▸ **WHAT YOU WILL DO**
Return the material exactly as supplied, apart from the pictures, which are omitted.

▸ **PROVIDED RECORDS**

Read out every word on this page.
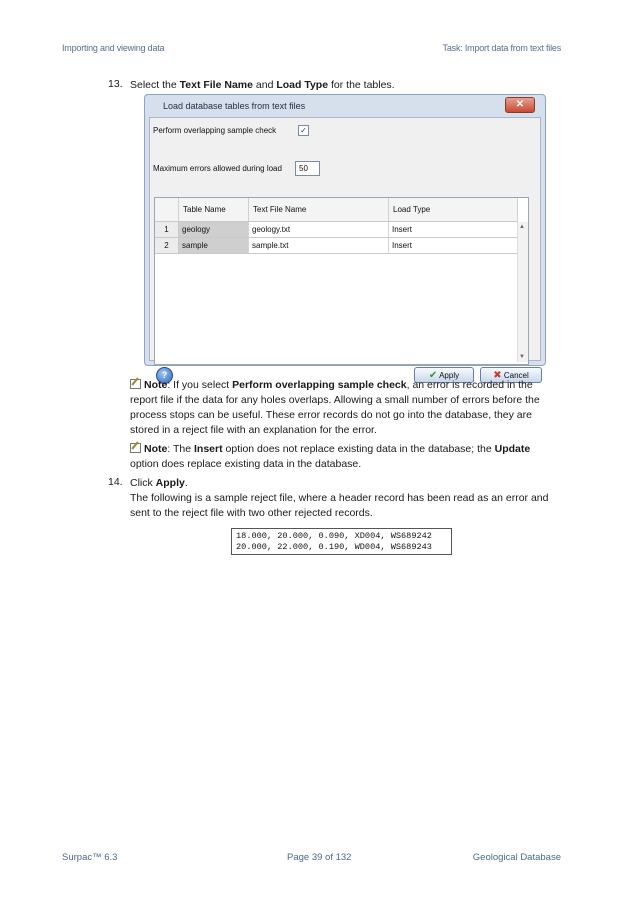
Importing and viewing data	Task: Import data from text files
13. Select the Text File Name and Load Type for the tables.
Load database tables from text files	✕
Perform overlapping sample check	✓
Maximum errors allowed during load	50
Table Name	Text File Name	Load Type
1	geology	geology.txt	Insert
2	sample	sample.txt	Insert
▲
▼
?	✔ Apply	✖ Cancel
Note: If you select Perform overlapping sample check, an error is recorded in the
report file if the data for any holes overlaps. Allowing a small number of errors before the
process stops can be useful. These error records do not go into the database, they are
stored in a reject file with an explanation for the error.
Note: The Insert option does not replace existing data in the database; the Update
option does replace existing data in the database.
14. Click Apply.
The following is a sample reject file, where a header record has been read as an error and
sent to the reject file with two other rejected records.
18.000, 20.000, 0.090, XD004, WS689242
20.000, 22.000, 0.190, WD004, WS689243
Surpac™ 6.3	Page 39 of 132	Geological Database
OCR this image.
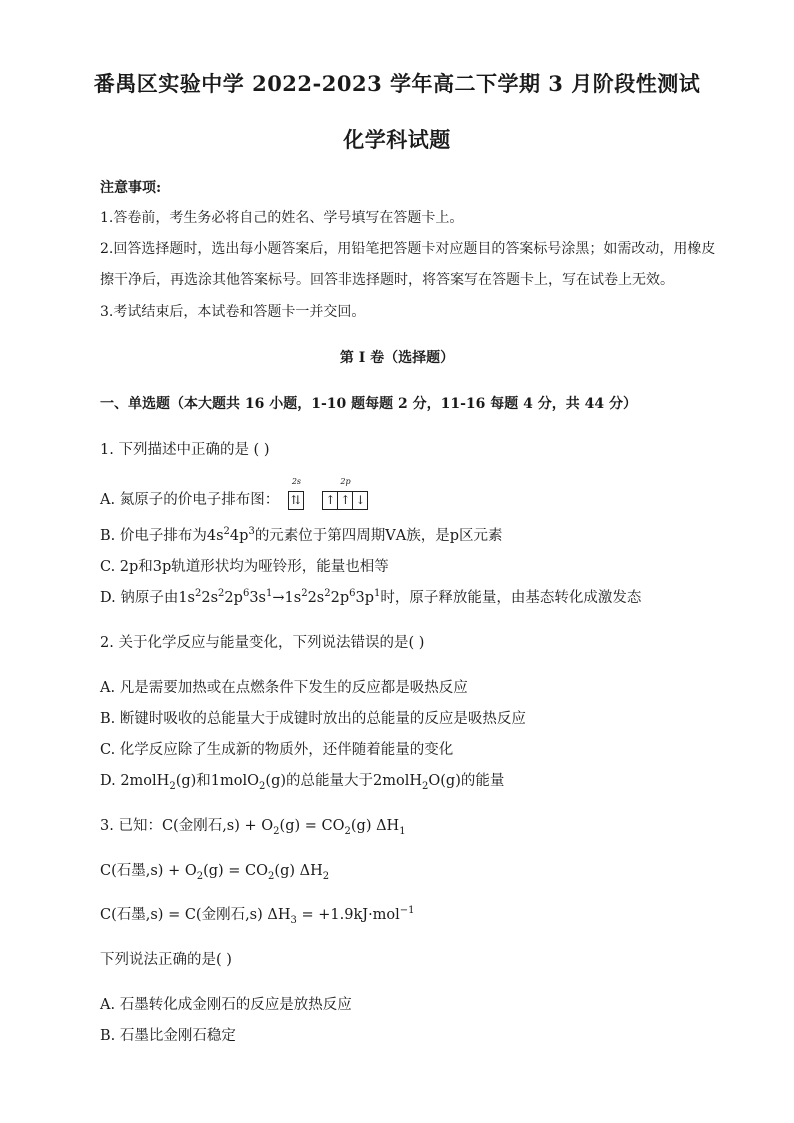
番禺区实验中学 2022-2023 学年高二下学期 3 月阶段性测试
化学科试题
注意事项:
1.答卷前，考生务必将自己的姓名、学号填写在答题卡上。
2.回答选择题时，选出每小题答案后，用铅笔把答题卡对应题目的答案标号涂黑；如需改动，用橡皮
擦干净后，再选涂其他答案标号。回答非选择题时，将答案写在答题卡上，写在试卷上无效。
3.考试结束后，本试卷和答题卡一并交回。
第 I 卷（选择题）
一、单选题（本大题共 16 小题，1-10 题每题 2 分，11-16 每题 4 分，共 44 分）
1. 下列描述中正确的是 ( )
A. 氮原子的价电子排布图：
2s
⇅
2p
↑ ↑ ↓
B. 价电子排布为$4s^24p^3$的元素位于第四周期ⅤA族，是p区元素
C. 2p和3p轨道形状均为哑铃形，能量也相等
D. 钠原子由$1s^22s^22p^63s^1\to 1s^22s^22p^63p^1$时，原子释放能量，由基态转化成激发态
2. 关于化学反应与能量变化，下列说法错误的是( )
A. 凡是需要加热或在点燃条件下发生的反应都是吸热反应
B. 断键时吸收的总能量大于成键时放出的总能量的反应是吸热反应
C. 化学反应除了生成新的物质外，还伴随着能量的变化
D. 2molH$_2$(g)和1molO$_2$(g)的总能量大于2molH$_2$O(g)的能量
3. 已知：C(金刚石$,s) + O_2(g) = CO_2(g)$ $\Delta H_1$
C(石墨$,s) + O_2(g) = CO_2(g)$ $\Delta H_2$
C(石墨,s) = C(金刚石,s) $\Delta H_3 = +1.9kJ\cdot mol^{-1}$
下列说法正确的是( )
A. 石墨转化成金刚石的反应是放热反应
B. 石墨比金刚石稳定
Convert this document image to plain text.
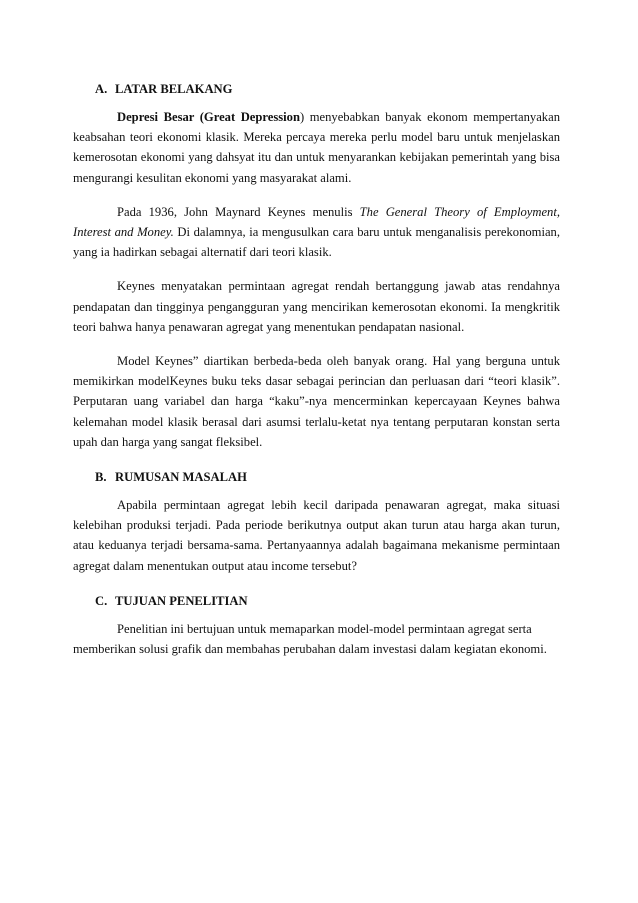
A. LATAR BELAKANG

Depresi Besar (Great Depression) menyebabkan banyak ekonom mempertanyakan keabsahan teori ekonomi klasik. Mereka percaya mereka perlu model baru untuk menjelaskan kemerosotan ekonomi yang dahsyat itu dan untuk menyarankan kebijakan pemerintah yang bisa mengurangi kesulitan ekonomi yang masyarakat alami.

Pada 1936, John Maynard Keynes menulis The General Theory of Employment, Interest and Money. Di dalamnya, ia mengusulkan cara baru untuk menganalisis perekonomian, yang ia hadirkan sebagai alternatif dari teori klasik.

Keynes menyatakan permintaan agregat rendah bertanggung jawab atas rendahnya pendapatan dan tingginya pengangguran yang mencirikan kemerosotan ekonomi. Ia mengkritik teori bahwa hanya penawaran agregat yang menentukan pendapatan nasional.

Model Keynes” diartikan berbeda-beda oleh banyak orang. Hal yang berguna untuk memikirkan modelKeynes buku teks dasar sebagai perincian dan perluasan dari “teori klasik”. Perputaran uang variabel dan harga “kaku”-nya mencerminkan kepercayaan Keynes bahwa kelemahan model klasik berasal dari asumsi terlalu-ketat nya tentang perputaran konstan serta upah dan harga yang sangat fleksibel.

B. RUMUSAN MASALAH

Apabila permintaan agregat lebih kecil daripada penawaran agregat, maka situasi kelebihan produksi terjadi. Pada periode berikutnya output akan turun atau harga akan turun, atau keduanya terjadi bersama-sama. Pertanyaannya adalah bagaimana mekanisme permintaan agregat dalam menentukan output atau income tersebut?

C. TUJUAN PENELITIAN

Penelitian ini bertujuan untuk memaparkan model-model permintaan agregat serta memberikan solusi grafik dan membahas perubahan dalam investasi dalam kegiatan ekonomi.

▸ **WRITTEN SOLUTION**
Read out every word on this page.
Importing and viewing data	Task: Import data from text files
13. Select the Text File Name and Load Type for the tables.
Load database tables from text files	✕
Perform overlapping sample check	✓
Maximum errors allowed during load	50
Table Name	Text File Name	Load Type
1	geology	geology.txt	Insert
2	sample	sample.txt	Insert
▲
▼
?	✔ Apply	✖ Cancel
Note: If you select Perform overlapping sample check, an error is recorded in the
report file if the data for any holes overlaps. Allowing a small number of errors before the
process stops can be useful. These error records do not go into the database, they are
stored in a reject file with an explanation for the error.
Note: The Insert option does not replace existing data in the database; the Update
option does replace existing data in the database.
14. Click Apply.
The following is a sample reject file, where a header record has been read as an error and
sent to the reject file with two other rejected records.
18.000, 20.000, 0.090, XD004, WS689242
20.000, 22.000, 0.190, WD004, WS689243
Surpac™ 6.3	Page 39 of 132	Geological Database
OCR this image.
番禺区实验中学 2022-2023 学年高二下学期 3 月阶段性测试
化学科试题
注意事项:
1.答卷前，考生务必将自己的姓名、学号填写在答题卡上。
2.回答选择题时，选出每小题答案后，用铅笔把答题卡对应题目的答案标号涂黑；如需改动，用橡皮
擦干净后，再选涂其他答案标号。回答非选择题时，将答案写在答题卡上，写在试卷上无效。
3.考试结束后，本试卷和答题卡一并交回。
第 I 卷（选择题）
一、单选题（本大题共 16 小题，1-10 题每题 2 分，11-16 每题 4 分，共 44 分）
1. 下列描述中正确的是 ( )
A. 氮原子的价电子排布图：
2s
⇅
2p
↑ ↑ ↓
B. 价电子排布为$4s^24p^3$的元素位于第四周期ⅤA族，是p区元素
C. 2p和3p轨道形状均为哑铃形，能量也相等
D. 钠原子由$1s^22s^22p^63s^1\to 1s^22s^22p^63p^1$时，原子释放能量，由基态转化成激发态
2. 关于化学反应与能量变化，下列说法错误的是( )
A. 凡是需要加热或在点燃条件下发生的反应都是吸热反应
B. 断键时吸收的总能量大于成键时放出的总能量的反应是吸热反应
C. 化学反应除了生成新的物质外，还伴随着能量的变化
D. 2molH$_2$(g)和1molO$_2$(g)的总能量大于2molH$_2$O(g)的能量
3. 已知：C(金刚石$,s) + O_2(g) = CO_2(g)$ $\Delta H_1$
C(石墨$,s) + O_2(g) = CO_2(g)$ $\Delta H_2$
C(石墨,s) = C(金刚石,s) $\Delta H_3 = +1.9kJ\cdot mol^{-1}$
下列说法正确的是( )
A. 石墨转化成金刚石的反应是放热反应
B. 石墨比金刚石稳定
Convert this document image to plain text.
A. LATAR BELAKANG

Depresi Besar (Great Depression) menyebabkan banyak ekonom mempertanyakan keabsahan teori ekonomi klasik. Mereka percaya mereka perlu model baru untuk menjelaskan kemerosotan ekonomi yang dahsyat itu dan untuk menyarankan kebijakan pemerintah yang bisa mengurangi kesulitan ekonomi yang masyarakat alami.

Pada 1936, John Maynard Keynes menulis The General Theory of Employment, Interest and Money. Di dalamnya, ia mengusulkan cara baru untuk menganalisis perekonomian, yang ia hadirkan sebagai alternatif dari teori klasik.

Keynes menyatakan permintaan agregat rendah bertanggung jawab atas rendahnya pendapatan dan tingginya pengangguran yang mencirikan kemerosotan ekonomi. Ia mengkritik teori bahwa hanya penawaran agregat yang menentukan pendapatan nasional.

Model Keynes” diartikan berbeda-beda oleh banyak orang. Hal yang berguna untuk memikirkan modelKeynes buku teks dasar sebagai perincian dan perluasan dari “teori klasik”. Perputaran uang variabel dan harga “kaku”-nya mencerminkan kepercayaan Keynes bahwa kelemahan model klasik berasal dari asumsi terlalu-ketat nya tentang perputaran konstan serta upah dan harga yang sangat fleksibel.

B. RUMUSAN MASALAH

Apabila permintaan agregat lebih kecil daripada penawaran agregat, maka situasi kelebihan produksi terjadi. Pada periode berikutnya output akan turun atau harga akan turun, atau keduanya terjadi bersama-sama. Pertanyaannya adalah bagaimana mekanisme permintaan agregat dalam menentukan output atau income tersebut?

C. TUJUAN PENELITIAN

Penelitian ini bertujuan untuk memaparkan model-model permintaan agregat serta memberikan solusi grafik dan membahas perubahan dalam investasi dalam kegiatan ekonomi.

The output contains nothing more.